-- Written task --
Write out each line beneath this one exactly as it reads.

##### Material for this task #####

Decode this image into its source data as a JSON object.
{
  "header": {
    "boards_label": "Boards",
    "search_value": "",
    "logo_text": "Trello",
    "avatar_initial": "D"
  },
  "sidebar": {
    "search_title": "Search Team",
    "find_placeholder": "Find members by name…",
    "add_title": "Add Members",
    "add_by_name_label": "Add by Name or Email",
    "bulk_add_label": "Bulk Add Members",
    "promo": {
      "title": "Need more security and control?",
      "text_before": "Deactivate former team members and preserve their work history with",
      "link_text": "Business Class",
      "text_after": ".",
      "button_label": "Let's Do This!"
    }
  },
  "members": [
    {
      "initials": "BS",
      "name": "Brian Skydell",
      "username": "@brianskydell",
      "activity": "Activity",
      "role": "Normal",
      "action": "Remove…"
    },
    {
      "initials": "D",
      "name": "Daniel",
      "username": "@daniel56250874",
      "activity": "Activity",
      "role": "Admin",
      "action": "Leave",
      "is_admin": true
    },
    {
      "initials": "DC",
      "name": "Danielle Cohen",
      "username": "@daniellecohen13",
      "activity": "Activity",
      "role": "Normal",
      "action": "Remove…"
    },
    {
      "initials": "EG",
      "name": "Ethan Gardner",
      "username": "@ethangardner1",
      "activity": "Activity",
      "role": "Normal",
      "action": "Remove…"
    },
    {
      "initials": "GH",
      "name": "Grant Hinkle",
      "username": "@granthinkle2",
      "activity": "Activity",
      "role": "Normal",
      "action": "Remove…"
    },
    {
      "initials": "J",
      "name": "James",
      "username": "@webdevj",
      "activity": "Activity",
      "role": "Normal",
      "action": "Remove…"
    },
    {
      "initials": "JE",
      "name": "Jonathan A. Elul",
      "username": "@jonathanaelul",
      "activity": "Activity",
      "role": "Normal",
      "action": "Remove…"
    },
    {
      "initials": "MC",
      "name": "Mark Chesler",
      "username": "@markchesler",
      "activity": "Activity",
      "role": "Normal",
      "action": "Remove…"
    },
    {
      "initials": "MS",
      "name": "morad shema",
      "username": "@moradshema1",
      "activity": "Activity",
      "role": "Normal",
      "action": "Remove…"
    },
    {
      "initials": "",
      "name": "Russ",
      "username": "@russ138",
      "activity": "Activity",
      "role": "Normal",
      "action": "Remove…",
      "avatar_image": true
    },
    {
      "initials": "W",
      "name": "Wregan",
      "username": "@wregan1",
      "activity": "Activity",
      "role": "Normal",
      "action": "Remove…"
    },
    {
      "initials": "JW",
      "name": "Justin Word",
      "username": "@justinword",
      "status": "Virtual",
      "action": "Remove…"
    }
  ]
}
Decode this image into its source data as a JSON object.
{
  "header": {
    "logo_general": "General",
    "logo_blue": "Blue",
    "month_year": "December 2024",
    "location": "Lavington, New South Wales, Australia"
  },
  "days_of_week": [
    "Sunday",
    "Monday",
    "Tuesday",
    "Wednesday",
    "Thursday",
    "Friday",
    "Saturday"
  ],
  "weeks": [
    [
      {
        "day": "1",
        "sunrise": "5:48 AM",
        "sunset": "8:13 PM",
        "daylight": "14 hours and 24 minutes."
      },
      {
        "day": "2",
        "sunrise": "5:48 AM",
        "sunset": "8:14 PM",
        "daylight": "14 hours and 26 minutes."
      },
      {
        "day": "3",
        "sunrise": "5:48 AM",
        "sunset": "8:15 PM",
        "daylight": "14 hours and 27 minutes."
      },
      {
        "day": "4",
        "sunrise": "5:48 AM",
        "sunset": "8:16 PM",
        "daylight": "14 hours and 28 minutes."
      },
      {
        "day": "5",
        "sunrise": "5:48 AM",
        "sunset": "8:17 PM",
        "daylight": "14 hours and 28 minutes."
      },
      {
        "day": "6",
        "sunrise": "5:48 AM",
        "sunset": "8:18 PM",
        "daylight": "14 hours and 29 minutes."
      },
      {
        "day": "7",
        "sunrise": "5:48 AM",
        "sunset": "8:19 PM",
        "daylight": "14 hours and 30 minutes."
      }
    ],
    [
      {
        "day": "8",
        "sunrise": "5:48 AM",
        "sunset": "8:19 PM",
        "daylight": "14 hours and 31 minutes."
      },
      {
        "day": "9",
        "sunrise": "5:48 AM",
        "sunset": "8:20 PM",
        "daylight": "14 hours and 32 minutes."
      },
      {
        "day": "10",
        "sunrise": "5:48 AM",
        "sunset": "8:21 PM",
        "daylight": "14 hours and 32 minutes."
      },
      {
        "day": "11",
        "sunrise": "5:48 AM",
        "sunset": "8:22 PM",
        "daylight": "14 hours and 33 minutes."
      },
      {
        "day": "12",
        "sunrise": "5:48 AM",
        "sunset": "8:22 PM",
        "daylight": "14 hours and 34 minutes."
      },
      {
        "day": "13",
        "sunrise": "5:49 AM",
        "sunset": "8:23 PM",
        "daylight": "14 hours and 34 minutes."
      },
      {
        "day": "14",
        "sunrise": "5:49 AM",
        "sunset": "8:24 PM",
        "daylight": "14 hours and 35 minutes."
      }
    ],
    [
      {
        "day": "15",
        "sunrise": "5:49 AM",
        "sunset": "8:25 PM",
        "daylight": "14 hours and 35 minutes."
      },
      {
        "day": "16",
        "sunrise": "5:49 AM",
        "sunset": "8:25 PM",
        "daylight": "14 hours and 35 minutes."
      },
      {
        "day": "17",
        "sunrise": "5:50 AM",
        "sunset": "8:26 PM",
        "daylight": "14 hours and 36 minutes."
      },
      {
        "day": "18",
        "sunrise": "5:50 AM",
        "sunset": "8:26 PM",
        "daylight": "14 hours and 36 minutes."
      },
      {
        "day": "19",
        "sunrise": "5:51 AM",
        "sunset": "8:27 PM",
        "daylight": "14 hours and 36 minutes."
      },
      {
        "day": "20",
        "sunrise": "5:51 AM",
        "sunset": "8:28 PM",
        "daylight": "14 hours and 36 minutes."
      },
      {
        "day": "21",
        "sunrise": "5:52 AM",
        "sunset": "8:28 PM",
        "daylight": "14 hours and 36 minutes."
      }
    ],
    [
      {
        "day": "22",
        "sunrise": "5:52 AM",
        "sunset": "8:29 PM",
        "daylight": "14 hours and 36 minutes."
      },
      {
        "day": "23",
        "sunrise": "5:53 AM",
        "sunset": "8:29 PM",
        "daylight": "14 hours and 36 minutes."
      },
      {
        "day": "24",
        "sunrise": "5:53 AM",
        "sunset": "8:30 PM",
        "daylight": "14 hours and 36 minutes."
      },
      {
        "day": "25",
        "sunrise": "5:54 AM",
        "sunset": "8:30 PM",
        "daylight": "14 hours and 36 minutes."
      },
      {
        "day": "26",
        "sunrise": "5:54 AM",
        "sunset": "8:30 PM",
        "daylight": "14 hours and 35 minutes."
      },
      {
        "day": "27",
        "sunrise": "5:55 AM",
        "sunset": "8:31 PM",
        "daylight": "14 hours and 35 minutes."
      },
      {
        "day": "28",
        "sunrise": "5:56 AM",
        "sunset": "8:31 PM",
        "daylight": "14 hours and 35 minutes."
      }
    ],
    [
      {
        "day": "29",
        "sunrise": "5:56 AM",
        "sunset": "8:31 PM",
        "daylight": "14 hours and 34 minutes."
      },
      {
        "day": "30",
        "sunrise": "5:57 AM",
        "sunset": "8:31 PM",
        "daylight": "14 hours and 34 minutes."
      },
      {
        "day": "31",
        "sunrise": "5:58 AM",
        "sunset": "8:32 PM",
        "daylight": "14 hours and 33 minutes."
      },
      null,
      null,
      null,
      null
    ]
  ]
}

#####

-- Full response --
Decode this image into its source data as a JSON object.
{
  "header": {
    "boards_label": "Boards",
    "search_value": "",
    "logo_text": "Trello",
    "avatar_initial": "D"
  },
  "sidebar": {
    "search_title": "Search Team",
    "find_placeholder": "Find members by name…",
    "add_title": "Add Members",
    "add_by_name_label": "Add by Name or Email",
    "bulk_add_label": "Bulk Add Members",
    "promo": {
      "title": "Need more security and control?",
      "text_before": "Deactivate former team members and preserve their work history with",
      "link_text": "Business Class",
      "text_after": ".",
      "button_label": "Let's Do This!"
    }
  },
  "members": [
    {
      "initials": "BS",
      "name": "Brian Skydell",
      "username": "@brianskydell",
      "activity": "Activity",
      "role": "Normal",
      "action": "Remove…"
    },
    {
      "initials": "D",
      "name": "Daniel",
      "username": "@daniel56250874",
      "activity": "Activity",
      "role": "Admin",
      "action": "Leave",
      "is_admin": true
    },
    {
      "initials": "DC",
      "name": "Danielle Cohen",
      "username": "@daniellecohen13",
      "activity": "Activity",
      "role": "Normal",
      "action": "Remove…"
    },
    {
      "initials": "EG",
      "name": "Ethan Gardner",
      "username": "@ethangardner1",
      "activity": "Activity",
      "role": "Normal",
      "action": "Remove…"
    },
    {
      "initials": "GH",
      "name": "Grant Hinkle",
      "username": "@granthinkle2",
      "activity": "Activity",
      "role": "Normal",
      "action": "Remove…"
    },
    {
      "initials": "J",
      "name": "James",
      "username": "@webdevj",
      "activity": "Activity",
      "role": "Normal",
      "action": "Remove…"
    },
    {
      "initials": "JE",
      "name": "Jonathan A. Elul",
      "username": "@jonathanaelul",
      "activity": "Activity",
      "role": "Normal",
      "action": "Remove…"
    },
    {
      "initials": "MC",
      "name": "Mark Chesler",
      "username": "@markchesler",
      "activity": "Activity",
      "role": "Normal",
      "action": "Remove…"
    },
    {
      "initials": "MS",
      "name": "morad shema",
      "username": "@moradshema1",
      "activity": "Activity",
      "role": "Normal",
      "action": "Remove…"
    },
    {
      "initials": "",
      "name": "Russ",
      "username": "@russ138",
      "activity": "Activity",
      "role": "Normal",
      "action": "Remove…",
      "avatar_image": true
    },
    {
      "initials": "W",
      "name": "Wregan",
      "username": "@wregan1",
      "activity": "Activity",
      "role": "Normal",
      "action": "Remove…"
    },
    {
      "initials": "JW",
      "name": "Justin Word",
      "username": "@justinword",
      "status": "Virtual",
      "action": "Remove…"
    }
  ]
}
Decode this image into its source data as a JSON object.
{
  "header": {
    "logo_general": "General",
    "logo_blue": "Blue",
    "month_year": "December 2024",
    "location": "Lavington, New South Wales, Australia"
  },
  "days_of_week": [
    "Sunday",
    "Monday",
    "Tuesday",
    "Wednesday",
    "Thursday",
    "Friday",
    "Saturday"
  ],
  "weeks": [
    [
      {
        "day": "1",
        "sunrise": "5:48 AM",
        "sunset": "8:13 PM",
        "daylight": "14 hours and 24 minutes."
      },
      {
        "day": "2",
        "sunrise": "5:48 AM",
        "sunset": "8:14 PM",
        "daylight": "14 hours and 26 minutes."
      },
      {
        "day": "3",
        "sunrise": "5:48 AM",
        "sunset": "8:15 PM",
        "daylight": "14 hours and 27 minutes."
      },
      {
        "day": "4",
        "sunrise": "5:48 AM",
        "sunset": "8:16 PM",
        "daylight": "14 hours and 28 minutes."
      },
      {
        "day": "5",
        "sunrise": "5:48 AM",
        "sunset": "8:17 PM",
        "daylight": "14 hours and 28 minutes."
      },
      {
        "day": "6",
        "sunrise": "5:48 AM",
        "sunset": "8:18 PM",
        "daylight": "14 hours and 29 minutes."
      },
      {
        "day": "7",
        "sunrise": "5:48 AM",
        "sunset": "8:19 PM",
        "daylight": "14 hours and 30 minutes."
      }
    ],
    [
      {
        "day": "8",
        "sunrise": "5:48 AM",
        "sunset": "8:19 PM",
        "daylight": "14 hours and 31 minutes."
      },
      {
        "day": "9",
        "sunrise": "5:48 AM",
        "sunset": "8:20 PM",
        "daylight": "14 hours and 32 minutes."
      },
      {
        "day": "10",
        "sunrise": "5:48 AM",
        "sunset": "8:21 PM",
        "daylight": "14 hours and 32 minutes."
      },
      {
        "day": "11",
        "sunrise": "5:48 AM",
        "sunset": "8:22 PM",
        "daylight": "14 hours and 33 minutes."
      },
      {
        "day": "12",
        "sunrise": "5:48 AM",
        "sunset": "8:22 PM",
        "daylight": "14 hours and 34 minutes."
      },
      {
        "day": "13",
        "sunrise": "5:49 AM",
        "sunset": "8:23 PM",
        "daylight": "14 hours and 34 minutes."
      },
      {
        "day": "14",
        "sunrise": "5:49 AM",
        "sunset": "8:24 PM",
        "daylight": "14 hours and 35 minutes."
      }
    ],
    [
      {
        "day": "15",
        "sunrise": "5:49 AM",
        "sunset": "8:25 PM",
        "daylight": "14 hours and 35 minutes."
      },
      {
        "day": "16",
        "sunrise": "5:49 AM",
        "sunset": "8:25 PM",
        "daylight": "14 hours and 35 minutes."
      },
      {
        "day": "17",
        "sunrise": "5:50 AM",
        "sunset": "8:26 PM",
        "daylight": "14 hours and 36 minutes."
      },
      {
        "day": "18",
        "sunrise": "5:50 AM",
        "sunset": "8:26 PM",
        "daylight": "14 hours and 36 minutes."
      },
      {
        "day": "19",
        "sunrise": "5:51 AM",
        "sunset": "8:27 PM",
        "daylight": "14 hours and 36 minutes."
      },
      {
        "day": "20",
        "sunrise": "5:51 AM",
        "sunset": "8:28 PM",
        "daylight": "14 hours and 36 minutes."
      },
      {
        "day": "21",
        "sunrise": "5:52 AM",
        "sunset": "8:28 PM",
        "daylight": "14 hours and 36 minutes."
      }
    ],
    [
      {
        "day": "22",
        "sunrise": "5:52 AM",
        "sunset": "8:29 PM",
        "daylight": "14 hours and 36 minutes."
      },
      {
        "day": "23",
        "sunrise": "5:53 AM",
        "sunset": "8:29 PM",
        "daylight": "14 hours and 36 minutes."
      },
      {
        "day": "24",
        "sunrise": "5:53 AM",
        "sunset": "8:30 PM",
        "daylight": "14 hours and 36 minutes."
      },
      {
        "day": "25",
        "sunrise": "5:54 AM",
        "sunset": "8:30 PM",
        "daylight": "14 hours and 36 minutes."
      },
      {
        "day": "26",
        "sunrise": "5:54 AM",
        "sunset": "8:30 PM",
        "daylight": "14 hours and 35 minutes."
      },
      {
        "day": "27",
        "sunrise": "5:55 AM",
        "sunset": "8:31 PM",
        "daylight": "14 hours and 35 minutes."
      },
      {
        "day": "28",
        "sunrise": "5:56 AM",
        "sunset": "8:31 PM",
        "daylight": "14 hours and 35 minutes."
      }
    ],
    [
      {
        "day": "29",
        "sunrise": "5:56 AM",
        "sunset": "8:31 PM",
        "daylight": "14 hours and 34 minutes."
      },
      {
        "day": "30",
        "sunrise": "5:57 AM",
        "sunset": "8:31 PM",
        "daylight": "14 hours and 34 minutes."
      },
      {
        "day": "31",
        "sunrise": "5:58 AM",
        "sunset": "8:32 PM",
        "daylight": "14 hours and 33 minutes."
      },
      null,
      null,
      null,
      null
    ]
  ]
}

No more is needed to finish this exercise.